Source records |
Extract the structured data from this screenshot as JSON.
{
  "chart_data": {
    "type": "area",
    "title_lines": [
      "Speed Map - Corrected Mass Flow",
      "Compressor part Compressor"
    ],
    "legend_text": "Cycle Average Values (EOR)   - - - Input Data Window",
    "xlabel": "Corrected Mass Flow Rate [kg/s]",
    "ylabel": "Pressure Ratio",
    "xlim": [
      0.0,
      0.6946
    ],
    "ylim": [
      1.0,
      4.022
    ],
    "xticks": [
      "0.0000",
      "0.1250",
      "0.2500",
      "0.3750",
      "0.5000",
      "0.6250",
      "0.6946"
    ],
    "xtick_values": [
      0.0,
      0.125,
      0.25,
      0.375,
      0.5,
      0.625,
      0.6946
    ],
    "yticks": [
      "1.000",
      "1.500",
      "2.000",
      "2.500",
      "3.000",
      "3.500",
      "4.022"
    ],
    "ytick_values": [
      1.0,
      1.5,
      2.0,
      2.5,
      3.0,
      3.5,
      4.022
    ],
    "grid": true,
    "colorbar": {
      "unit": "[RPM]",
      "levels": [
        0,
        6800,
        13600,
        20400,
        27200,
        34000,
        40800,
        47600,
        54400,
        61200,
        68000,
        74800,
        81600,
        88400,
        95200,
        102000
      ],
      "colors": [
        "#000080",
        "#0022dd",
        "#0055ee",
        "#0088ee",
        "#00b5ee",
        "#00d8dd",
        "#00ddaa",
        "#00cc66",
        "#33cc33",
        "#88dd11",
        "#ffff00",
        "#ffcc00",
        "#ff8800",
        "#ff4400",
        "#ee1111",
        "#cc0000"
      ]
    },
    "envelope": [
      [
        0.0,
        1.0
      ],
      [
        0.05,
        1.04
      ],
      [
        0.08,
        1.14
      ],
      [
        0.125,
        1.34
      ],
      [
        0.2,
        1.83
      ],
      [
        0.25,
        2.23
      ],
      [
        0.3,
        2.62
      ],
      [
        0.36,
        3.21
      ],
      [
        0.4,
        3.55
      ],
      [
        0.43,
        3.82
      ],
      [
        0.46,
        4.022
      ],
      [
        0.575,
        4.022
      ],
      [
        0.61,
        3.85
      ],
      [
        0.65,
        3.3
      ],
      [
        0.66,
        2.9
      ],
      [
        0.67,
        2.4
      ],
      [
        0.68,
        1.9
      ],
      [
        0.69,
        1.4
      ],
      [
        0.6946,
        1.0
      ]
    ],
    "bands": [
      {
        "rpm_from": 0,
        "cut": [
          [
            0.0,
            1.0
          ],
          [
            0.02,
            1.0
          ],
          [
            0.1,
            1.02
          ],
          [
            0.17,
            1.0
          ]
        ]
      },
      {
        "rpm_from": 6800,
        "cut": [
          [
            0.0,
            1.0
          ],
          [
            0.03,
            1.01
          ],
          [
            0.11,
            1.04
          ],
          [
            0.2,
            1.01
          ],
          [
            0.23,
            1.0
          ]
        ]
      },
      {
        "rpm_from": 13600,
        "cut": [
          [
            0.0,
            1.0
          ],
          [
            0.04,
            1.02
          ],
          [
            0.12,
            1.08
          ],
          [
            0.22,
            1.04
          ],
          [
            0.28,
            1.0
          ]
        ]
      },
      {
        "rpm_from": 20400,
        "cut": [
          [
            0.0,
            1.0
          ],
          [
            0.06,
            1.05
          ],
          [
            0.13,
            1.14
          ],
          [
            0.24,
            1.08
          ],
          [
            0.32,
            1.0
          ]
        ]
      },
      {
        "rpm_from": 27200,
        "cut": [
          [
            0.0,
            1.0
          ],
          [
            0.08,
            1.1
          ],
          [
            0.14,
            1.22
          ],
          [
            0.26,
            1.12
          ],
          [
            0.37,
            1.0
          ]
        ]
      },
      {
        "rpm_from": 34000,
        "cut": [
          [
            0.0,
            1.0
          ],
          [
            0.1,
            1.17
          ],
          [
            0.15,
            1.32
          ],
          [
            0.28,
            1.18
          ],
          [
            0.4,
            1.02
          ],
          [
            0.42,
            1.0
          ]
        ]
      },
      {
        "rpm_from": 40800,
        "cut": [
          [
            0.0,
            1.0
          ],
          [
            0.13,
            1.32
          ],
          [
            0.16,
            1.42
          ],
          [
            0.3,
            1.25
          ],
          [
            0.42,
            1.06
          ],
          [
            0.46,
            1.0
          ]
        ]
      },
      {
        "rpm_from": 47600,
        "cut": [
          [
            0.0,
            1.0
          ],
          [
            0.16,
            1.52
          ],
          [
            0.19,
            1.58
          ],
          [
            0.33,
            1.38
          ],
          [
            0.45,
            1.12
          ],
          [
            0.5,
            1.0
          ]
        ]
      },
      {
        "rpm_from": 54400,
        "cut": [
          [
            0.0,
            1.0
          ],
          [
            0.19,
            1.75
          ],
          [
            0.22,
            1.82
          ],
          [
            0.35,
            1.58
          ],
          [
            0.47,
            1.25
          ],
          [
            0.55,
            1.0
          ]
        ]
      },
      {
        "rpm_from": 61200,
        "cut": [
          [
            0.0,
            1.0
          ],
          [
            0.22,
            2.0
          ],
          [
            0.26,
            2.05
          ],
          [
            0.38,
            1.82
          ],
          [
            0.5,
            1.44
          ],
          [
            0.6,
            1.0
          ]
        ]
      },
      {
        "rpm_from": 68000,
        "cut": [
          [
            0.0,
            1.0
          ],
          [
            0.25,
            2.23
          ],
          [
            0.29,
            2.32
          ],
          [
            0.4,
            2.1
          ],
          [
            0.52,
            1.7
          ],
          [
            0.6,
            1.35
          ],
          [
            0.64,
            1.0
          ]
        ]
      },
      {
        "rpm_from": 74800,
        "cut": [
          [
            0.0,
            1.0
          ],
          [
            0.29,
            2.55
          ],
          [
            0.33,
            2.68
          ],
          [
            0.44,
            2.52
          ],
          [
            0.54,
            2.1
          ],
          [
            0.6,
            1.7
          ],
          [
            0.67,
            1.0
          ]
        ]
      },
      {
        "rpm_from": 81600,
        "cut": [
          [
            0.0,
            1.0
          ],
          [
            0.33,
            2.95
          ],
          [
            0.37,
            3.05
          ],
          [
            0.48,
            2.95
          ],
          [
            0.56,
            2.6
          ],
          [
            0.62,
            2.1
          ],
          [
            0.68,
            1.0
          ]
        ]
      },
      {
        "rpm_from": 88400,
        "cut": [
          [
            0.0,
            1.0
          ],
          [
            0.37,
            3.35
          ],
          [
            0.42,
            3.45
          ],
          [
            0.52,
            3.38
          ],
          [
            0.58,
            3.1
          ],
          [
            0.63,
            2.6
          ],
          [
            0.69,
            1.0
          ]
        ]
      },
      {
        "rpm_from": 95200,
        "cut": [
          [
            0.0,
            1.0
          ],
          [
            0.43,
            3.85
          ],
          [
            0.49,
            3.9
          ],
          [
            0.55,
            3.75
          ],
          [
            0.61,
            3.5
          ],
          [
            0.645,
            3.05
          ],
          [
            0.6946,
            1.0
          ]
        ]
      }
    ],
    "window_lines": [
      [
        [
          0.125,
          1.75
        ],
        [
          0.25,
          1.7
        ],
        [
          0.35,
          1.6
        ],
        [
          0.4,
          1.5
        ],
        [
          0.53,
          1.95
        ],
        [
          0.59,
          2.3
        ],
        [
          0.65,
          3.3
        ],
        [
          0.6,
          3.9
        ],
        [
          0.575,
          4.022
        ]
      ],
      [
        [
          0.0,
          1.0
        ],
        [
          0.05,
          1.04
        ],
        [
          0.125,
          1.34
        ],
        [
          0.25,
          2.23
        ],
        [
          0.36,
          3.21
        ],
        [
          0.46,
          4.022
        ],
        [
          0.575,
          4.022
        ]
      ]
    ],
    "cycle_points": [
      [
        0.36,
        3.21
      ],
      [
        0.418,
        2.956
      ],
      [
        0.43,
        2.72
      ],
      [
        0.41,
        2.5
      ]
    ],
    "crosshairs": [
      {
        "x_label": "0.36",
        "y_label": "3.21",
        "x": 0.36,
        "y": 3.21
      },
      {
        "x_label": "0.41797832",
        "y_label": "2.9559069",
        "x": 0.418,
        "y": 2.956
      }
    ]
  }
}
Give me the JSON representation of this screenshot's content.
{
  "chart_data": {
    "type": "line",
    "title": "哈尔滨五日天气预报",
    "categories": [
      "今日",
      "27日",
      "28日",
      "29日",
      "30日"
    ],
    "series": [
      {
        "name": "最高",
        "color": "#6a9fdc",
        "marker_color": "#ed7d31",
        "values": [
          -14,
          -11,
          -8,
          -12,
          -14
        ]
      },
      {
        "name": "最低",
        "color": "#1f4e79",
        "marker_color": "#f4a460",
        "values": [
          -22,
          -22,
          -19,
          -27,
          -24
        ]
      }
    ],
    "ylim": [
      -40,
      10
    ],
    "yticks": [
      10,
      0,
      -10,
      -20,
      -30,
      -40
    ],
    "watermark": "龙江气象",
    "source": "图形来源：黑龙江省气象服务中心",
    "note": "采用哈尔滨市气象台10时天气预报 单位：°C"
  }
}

What the exercise asks | Lines containing the word "this" are to be counted in the listing; state their number alone.

Right answer | 2